====== Records

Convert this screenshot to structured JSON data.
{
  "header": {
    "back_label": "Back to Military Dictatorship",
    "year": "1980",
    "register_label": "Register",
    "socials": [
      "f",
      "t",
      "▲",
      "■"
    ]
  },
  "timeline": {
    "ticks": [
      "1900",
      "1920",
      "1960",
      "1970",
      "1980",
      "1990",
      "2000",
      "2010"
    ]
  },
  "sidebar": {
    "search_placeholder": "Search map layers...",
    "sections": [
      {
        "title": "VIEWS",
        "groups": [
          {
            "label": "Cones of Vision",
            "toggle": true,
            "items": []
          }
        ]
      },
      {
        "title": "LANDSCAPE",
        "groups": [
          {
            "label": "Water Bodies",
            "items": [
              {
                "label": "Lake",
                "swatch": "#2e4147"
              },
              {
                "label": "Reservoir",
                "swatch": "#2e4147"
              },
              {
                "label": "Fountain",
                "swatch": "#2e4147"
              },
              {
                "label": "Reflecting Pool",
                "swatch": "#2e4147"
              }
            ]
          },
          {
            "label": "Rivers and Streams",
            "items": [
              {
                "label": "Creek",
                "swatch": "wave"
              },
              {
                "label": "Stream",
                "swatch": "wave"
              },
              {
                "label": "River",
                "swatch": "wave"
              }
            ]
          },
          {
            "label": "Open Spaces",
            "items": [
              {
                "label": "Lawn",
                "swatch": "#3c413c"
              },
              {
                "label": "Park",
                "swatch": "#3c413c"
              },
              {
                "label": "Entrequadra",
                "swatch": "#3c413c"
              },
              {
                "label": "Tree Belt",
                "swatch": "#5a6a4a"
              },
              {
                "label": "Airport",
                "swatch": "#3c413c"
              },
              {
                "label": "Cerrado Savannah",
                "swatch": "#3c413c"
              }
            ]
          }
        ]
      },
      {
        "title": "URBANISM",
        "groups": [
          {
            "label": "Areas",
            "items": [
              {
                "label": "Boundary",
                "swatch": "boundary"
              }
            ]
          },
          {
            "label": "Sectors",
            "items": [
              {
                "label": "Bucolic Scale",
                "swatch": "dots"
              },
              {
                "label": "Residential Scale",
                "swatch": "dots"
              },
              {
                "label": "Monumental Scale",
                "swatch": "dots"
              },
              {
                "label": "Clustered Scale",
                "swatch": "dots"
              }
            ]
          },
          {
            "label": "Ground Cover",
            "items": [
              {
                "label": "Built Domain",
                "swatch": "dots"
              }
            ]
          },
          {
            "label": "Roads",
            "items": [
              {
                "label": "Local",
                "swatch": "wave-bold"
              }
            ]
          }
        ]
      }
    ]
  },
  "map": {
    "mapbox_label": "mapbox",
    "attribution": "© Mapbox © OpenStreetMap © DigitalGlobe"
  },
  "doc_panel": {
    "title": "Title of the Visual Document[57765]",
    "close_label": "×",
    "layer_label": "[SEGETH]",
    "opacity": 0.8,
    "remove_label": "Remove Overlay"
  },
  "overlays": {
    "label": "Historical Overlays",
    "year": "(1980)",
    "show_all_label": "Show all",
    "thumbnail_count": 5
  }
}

============

■ Task statement ■
Collect each line containing the string "title".

■ Result for this exercise ■
        "title": "VIEWS",
        "title": "LANDSCAPE",
        "title": "URBANISM",
    "title": "Title of the Visual Document[57765]",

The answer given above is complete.